Excerpt from a dataset:

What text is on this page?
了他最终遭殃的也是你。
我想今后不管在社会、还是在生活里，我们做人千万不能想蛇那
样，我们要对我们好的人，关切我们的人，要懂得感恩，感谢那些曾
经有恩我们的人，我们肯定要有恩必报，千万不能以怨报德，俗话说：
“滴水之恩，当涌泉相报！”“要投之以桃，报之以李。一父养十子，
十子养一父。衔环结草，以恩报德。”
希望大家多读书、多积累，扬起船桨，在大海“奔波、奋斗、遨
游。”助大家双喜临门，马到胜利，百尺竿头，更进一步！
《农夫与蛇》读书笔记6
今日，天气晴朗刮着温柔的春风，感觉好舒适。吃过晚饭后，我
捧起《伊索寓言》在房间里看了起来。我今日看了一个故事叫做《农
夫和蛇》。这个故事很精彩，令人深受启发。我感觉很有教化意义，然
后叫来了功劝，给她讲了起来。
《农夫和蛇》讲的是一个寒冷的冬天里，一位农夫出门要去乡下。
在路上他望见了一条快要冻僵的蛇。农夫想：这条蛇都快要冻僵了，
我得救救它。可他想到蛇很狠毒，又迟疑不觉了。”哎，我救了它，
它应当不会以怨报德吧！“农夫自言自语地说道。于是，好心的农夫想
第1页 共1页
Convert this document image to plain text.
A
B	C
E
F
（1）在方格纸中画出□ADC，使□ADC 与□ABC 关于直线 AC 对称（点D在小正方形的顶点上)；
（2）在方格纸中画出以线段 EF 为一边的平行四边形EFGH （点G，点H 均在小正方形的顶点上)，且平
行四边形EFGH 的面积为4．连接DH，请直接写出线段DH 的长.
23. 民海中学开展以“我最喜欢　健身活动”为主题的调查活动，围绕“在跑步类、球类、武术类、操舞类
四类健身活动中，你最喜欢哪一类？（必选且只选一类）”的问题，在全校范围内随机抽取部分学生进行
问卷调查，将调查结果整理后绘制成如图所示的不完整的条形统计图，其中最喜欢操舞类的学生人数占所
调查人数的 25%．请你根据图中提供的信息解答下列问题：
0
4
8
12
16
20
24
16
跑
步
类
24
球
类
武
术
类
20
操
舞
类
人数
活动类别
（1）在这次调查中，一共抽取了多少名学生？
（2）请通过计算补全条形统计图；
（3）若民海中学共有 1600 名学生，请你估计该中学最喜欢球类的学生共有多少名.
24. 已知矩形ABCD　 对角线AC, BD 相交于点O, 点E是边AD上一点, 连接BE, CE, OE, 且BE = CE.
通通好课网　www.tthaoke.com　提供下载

◆ **WHAT IS EXPECTED**: Type out all of the material again, word for word.

◆ **OUTPUT**:
What text is on this page?
了他最终遭殃的也是你。
我想今后不管在社会、还是在生活里，我们做人千万不能想蛇那
样，我们要对我们好的人，关切我们的人，要懂得感恩，感谢那些曾
经有恩我们的人，我们肯定要有恩必报，千万不能以怨报德，俗话说：
“滴水之恩，当涌泉相报！”“要投之以桃，报之以李。一父养十子，
十子养一父。衔环结草，以恩报德。”
希望大家多读书、多积累，扬起船桨，在大海“奔波、奋斗、遨
游。”助大家双喜临门，马到胜利，百尺竿头，更进一步！
《农夫与蛇》读书笔记6
今日，天气晴朗刮着温柔的春风，感觉好舒适。吃过晚饭后，我
捧起《伊索寓言》在房间里看了起来。我今日看了一个故事叫做《农
夫和蛇》。这个故事很精彩，令人深受启发。我感觉很有教化意义，然
后叫来了功劝，给她讲了起来。
《农夫和蛇》讲的是一个寒冷的冬天里，一位农夫出门要去乡下。
在路上他望见了一条快要冻僵的蛇。农夫想：这条蛇都快要冻僵了，
我得救救它。可他想到蛇很狠毒，又迟疑不觉了。”哎，我救了它，
它应当不会以怨报德吧！“农夫自言自语地说道。于是，好心的农夫想
第1页 共1页
Convert this document image to plain text.
A
B	C
E
F
（1）在方格纸中画出□ADC，使□ADC 与□ABC 关于直线 AC 对称（点D在小正方形的顶点上)；
（2）在方格纸中画出以线段 EF 为一边的平行四边形EFGH （点G，点H 均在小正方形的顶点上)，且平
行四边形EFGH 的面积为4．连接DH，请直接写出线段DH 的长.
23. 民海中学开展以“我最喜欢　健身活动”为主题的调查活动，围绕“在跑步类、球类、武术类、操舞类
四类健身活动中，你最喜欢哪一类？（必选且只选一类）”的问题，在全校范围内随机抽取部分学生进行
问卷调查，将调查结果整理后绘制成如图所示的不完整的条形统计图，其中最喜欢操舞类的学生人数占所
调查人数的 25%．请你根据图中提供的信息解答下列问题：
0
4
8
12
16
20
24
16
跑
步
类
24
球
类
武
术
类
20
操
舞
类
人数
活动类别
（1）在这次调查中，一共抽取了多少名学生？
（2）请通过计算补全条形统计图；
（3）若民海中学共有 1600 名学生，请你估计该中学最喜欢球类的学生共有多少名.
24. 已知矩形ABCD　 对角线AC, BD 相交于点O, 点E是边AD上一点, 连接BE, CE, OE, 且BE = CE.
通通好课网　www.tthaoke.com　提供下载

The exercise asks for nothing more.